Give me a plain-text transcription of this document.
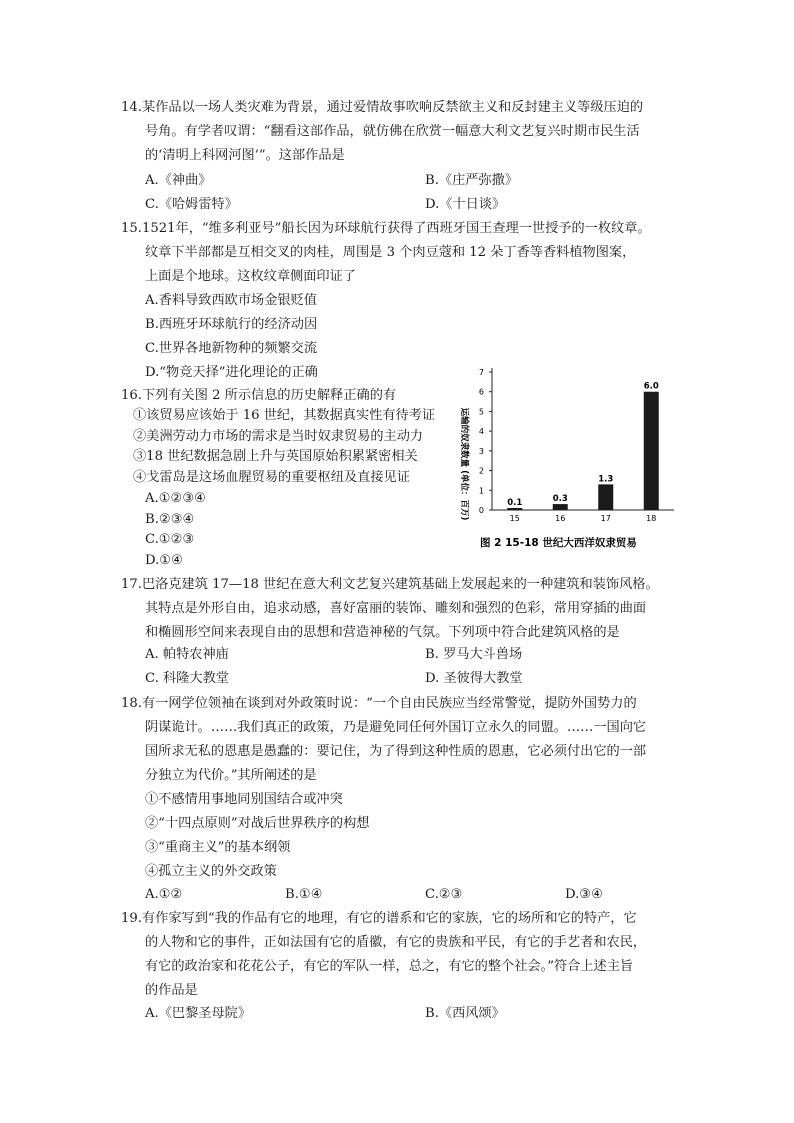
14.某作品以一场人类灾难为背景，通过爱情故事吹响反禁欲主义和反封建主义等级压迫的
号角。有学者叹谓：“翻看这部作品，就仿佛在欣赏一幅意大利文艺复兴时期市民生活
的‘清明上科网河图’”。这部作品是
A.《神曲》	B.《庄严弥撒》
C.《哈姆雷特》	D.《十日谈》
15.1521年，“维多利亚号”船长因为环球航行获得了西班牙国王查理一世授予的一枚纹章。
纹章下半部都是互相交叉的肉桂，周围是 3 个肉豆蔻和 12 朵丁香等香料植物图案，
上面是个地球。这枚纹章侧面印证了
A.香料导致西欧市场金银贬值
B.西班牙环球航行的经济动因
C.世界各地新物种的频繁交流
D.“物竞天择”进化理论的正确
16.下列有关图 2 所示信息的历史解释正确的有
①该贸易应该始于 16 世纪，其数据真实性有待考证
②美洲劳动力市场的需求是当时奴隶贸易的主动力
③18 世纪数据急剧上升与英国原始积累紧密相关
④戈雷岛是这场血腥贸易的重要枢纽及直接见证
A.①②③④
B.②③④
C.①②③
D.①④
0
1
2
3
4
5
6
7
0.1	0.3
1.3
6.0
15	16	17	18
运输的奴隶数量 (单位：百万)
图 2 15-18 世纪大西洋奴隶贸易
17.巴洛克建筑 17—18 世纪在意大利文艺复兴建筑基础上发展起来的一种建筑和装饰风格。
其特点是外形自由，追求动感，喜好富丽的装饰、雕刻和强烈的色彩，常用穿插的曲面
和椭圆形空间来表现自由的思想和营造神秘的气氛。下列项中符合此建筑风格的是
A. 帕特农神庙	B. 罗马大斗兽场
C. 科隆大教堂	D. 圣彼得大教堂
18.有一网学位领袖在谈到对外政策时说：“一个自由民族应当经常警觉，提防外国势力的
阴谋诡计。……我们真正的政策，乃是避免同任何外国订立永久的同盟。……一国向它
国所求无私的恩惠是愚蠢的：要记住，为了得到这种性质的恩惠，它必须付出它的一部
分独立为代价。”其所阐述的是
①不感情用事地同别国结合或冲突
②“十四点原则”对战后世界秩序的构想
③“重商主义”的基本纲领
④孤立主义的外交政策
A.①②	B.①④	C.②③	D.③④
19.有作家写到“我的作品有它的地理，有它的谱系和它的家族，它的场所和它的特产，它
的人物和它的事件，正如法国有它的盾徽，有它的贵族和平民，有它的手艺者和农民，
有它的政治家和花花公子，有它的军队一样，总之，有它的整个社会。”符合上述主旨
的作品是
A.《巴黎圣母院》	B.《西风颂》
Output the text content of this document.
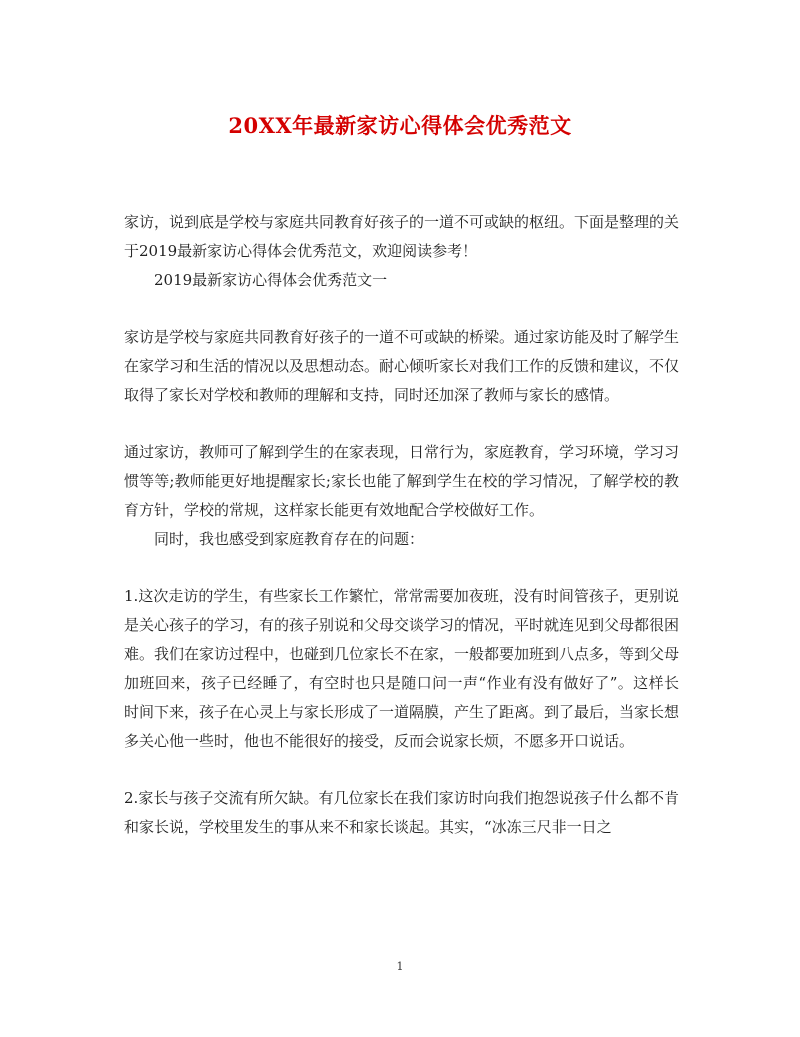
20XX年最新家访心得体会优秀范文

家访，说到底是学校与家庭共同教育好孩子的一道不可或缺的枢纽。下面是整理的关于2019最新家访心得体会优秀范文，欢迎阅读参考！

2019最新家访心得体会优秀范文一

家访是学校与家庭共同教育好孩子的一道不可或缺的桥梁。通过家访能及时了解学生在家学习和生活的情况以及思想动态。耐心倾听家长对我们工作的反馈和建议，不仅取得了家长对学校和教师的理解和支持，同时还加深了教师与家长的感情。

通过家访，教师可了解到学生的在家表现，日常行为，家庭教育，学习环境，学习习惯等等;教师能更好地提醒家长;家长也能了解到学生在校的学习情况，了解学校的教育方针，学校的常规，这样家长能更有效地配合学校做好工作。

同时，我也感受到家庭教育存在的问题：

1.这次走访的学生，有些家长工作繁忙，常常需要加夜班，没有时间管孩子，更别说是关心孩子的学习，有的孩子别说和父母交谈学习的情况，平时就连见到父母都很困难。我们在家访过程中，也碰到几位家长不在家，一般都要加班到八点多，等到父母加班回来，孩子已经睡了，有空时也只是随口问一声“作业有没有做好了”。这样长时间下来，孩子在心灵上与家长形成了一道隔膜，产生了距离。到了最后，当家长想多关心他一些时，他也不能很好的接受，反而会说家长烦，不愿多开口说话。

2.家长与孩子交流有所欠缺。有几位家长在我们家访时向我们抱怨说孩子什么都不肯和家长说，学校里发生的事从来不和家长谈起。其实，“冰冻三尺非一日之

1
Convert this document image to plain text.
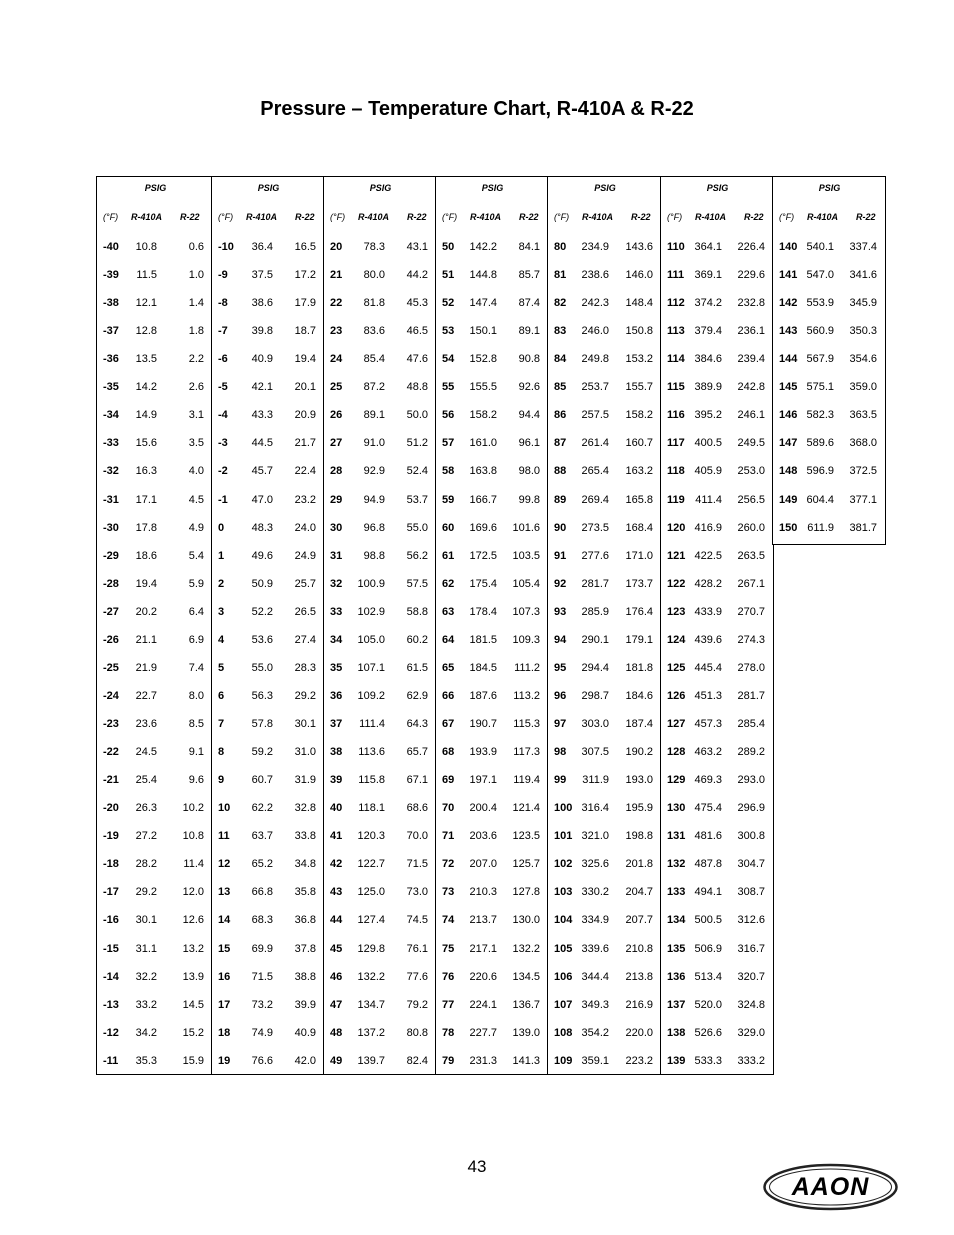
Pressure – Temperature Chart, R-410A & R-22
PSIG
(°F) R-410A R-22
-40 10.8	0.6
-39 11.5	1.0
-38 12.1	1.4
-37 12.8	1.8
-36 13.5	2.2
-35 14.2	2.6
-34 14.9	3.1
-33 15.6	3.5
-32 16.3	4.0
-31 17.1	4.5
-30 17.8	4.9
-29 18.6	5.4
-28 19.4	5.9
-27 20.2	6.4
-26 21.1	6.9
-25 21.9	7.4
-24 22.7	8.0
-23 23.6	8.5
-22 24.5	9.1
-21 25.4	9.6
-20 26.3 10.2
-19 27.2 10.8
-18 28.2 11.4
-17 29.2 12.0
-16 30.1 12.6
-15 31.1 13.2
-14 32.2 13.9
-13 33.2 14.5
-12 34.2 15.2
-11 35.3 15.9
PSIG
(°F) R-410A R-22
-10 36.4 16.5
-9 37.5 17.2
-8 38.6 17.9
-7 39.8 18.7
-6 40.9 19.4
-5 42.1 20.1
-4 43.3 20.9
-3 44.5 21.7
-2 45.7 22.4
-1 47.0 23.2
0 48.3 24.0
1 49.6 24.9
2 50.9 25.7
3 52.2 26.5
4 53.6 27.4
5 55.0 28.3
6 56.3 29.2
7 57.8 30.1
8 59.2 31.0
9 60.7 31.9
10 62.2 32.8
11 63.7 33.8
12 65.2 34.8
13 66.8 35.8
14 68.3 36.8
15 69.9 37.8
16 71.5 38.8
17 73.2 39.9
18 74.9 40.9
19 76.6 42.0
PSIG
(°F) R-410A R-22
20 78.3 43.1
21 80.0 44.2
22 81.8 45.3
23 83.6 46.5
24 85.4 47.6
25 87.2 48.8
26 89.1 50.0
27 91.0 51.2
28 92.9 52.4
29 94.9 53.7
30 96.8 55.0
31 98.8 56.2
32 100.9 57.5
33 102.9 58.8
34 105.0 60.2
35 107.1 61.5
36 109.2 62.9
37 111.4 64.3
38 113.6 65.7
39 115.8 67.1
40 118.1 68.6
41 120.3 70.0
42 122.7 71.5
43 125.0 73.0
44 127.4 74.5
45 129.8 76.1
46 132.2 77.6
47 134.7 79.2
48 137.2 80.8
49 139.7 82.4
PSIG
(°F) R-410A R-22
50 142.2 84.1
51 144.8 85.7
52 147.4 87.4
53 150.1 89.1
54 152.8 90.8
55 155.5 92.6
56 158.2 94.4
57 161.0 96.1
58 163.8 98.0
59 166.7 99.8
60 169.6 101.6
61 172.5 103.5
62 175.4 105.4
63 178.4 107.3
64 181.5 109.3
65 184.5 111.2
66 187.6 113.2
67 190.7 115.3
68 193.9 117.3
69 197.1 119.4
70 200.4 121.4
71 203.6 123.5
72 207.0 125.7
73 210.3 127.8
74 213.7 130.0
75 217.1 132.2
76 220.6 134.5
77 224.1 136.7
78 227.7 139.0
79 231.3 141.3
PSIG
(°F) R-410A R-22
80 234.9 143.6
81 238.6 146.0
82 242.3 148.4
83 246.0 150.8
84 249.8 153.2
85 253.7 155.7
86 257.5 158.2
87 261.4 160.7
88 265.4 163.2
89 269.4 165.8
90 273.5 168.4
91 277.6 171.0
92 281.7 173.7
93 285.9 176.4
94 290.1 179.1
95 294.4 181.8
96 298.7 184.6
97 303.0 187.4
98 307.5 190.2
99 311.9 193.0
100 316.4 195.9
101 321.0 198.8
102 325.6 201.8
103 330.2 204.7
104 334.9 207.7
105 339.6 210.8
106 344.4 213.8
107 349.3 216.9
108 354.2 220.0
109 359.1 223.2
PSIG
(°F) R-410A R-22
110 364.1 226.4
111 369.1 229.6
112 374.2 232.8
113 379.4 236.1
114 384.6 239.4
115 389.9 242.8
116 395.2 246.1
117 400.5 249.5
118 405.9 253.0
119 411.4 256.5
120 416.9 260.0
121 422.5 263.5
122 428.2 267.1
123 433.9 270.7
124 439.6 274.3
125 445.4 278.0
126 451.3 281.7
127 457.3 285.4
128 463.2 289.2
129 469.3 293.0
130 475.4 296.9
131 481.6 300.8
132 487.8 304.7
133 494.1 308.7
134 500.5 312.6
135 506.9 316.7
136 513.4 320.7
137 520.0 324.8
138 526.6 329.0
139 533.3 333.2
PSIG
(°F) R-410A R-22
140 540.1 337.4
141 547.0 341.6
142 553.9 345.9
143 560.9 350.3
144 567.9 354.6
145 575.1 359.0
146 582.3 363.5
147 589.6 368.0
148 596.9 372.5
149 604.4 377.1
150 611.9 381.7
43
AAON
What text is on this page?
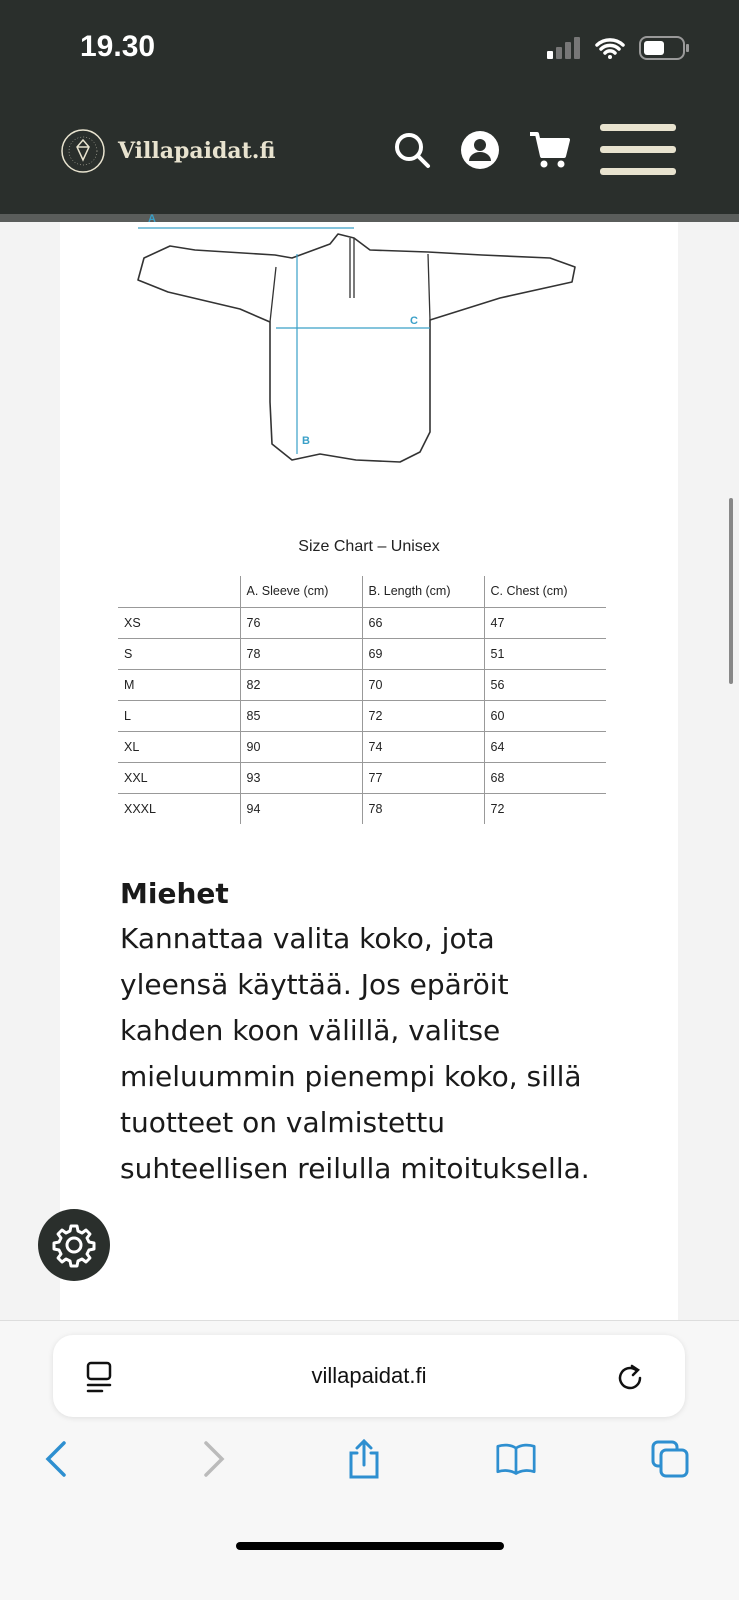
19.30
Villapaidat.fi
A
B
C
Size Chart – Unisex
	A. Sleeve (cm)	B. Length (cm)	C. Chest (cm)
XS	76	66	47
S	78	69	51
M	82	70	56
L	85	72	60
XL	90	74	64
XXL	93	77	68
XXXL	94	78	72
Miehet

Kannattaa valita koko, jota yleensä käyttää. Jos epäröit kahden koon välillä, valitse mieluummin pienempi koko, sillä tuotteet on valmistettu suhteellisen reilulla mitoituksella.

villapaidat.fi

▸ **Work to be completed**: Without any pictures, write out the lines running from the one containing "What text is on this page?" through the end of the listing above, both included, exactly as given.

▸ **The response**:
What text is on this page?
19.30
Villapaidat.fi
A
B
C
Size Chart – Unisex
	A. Sleeve (cm)	B. Length (cm)	C. Chest (cm)
XS	76	66	47
S	78	69	51
M	82	70	56
L	85	72	60
XL	90	74	64
XXL	93	77	68
XXXL	94	78	72
Miehet

Kannattaa valita koko, jota yleensä käyttää. Jos epäröit kahden koon välillä, valitse mieluummin pienempi koko, sillä tuotteet on valmistettu suhteellisen reilulla mitoituksella.

villapaidat.fi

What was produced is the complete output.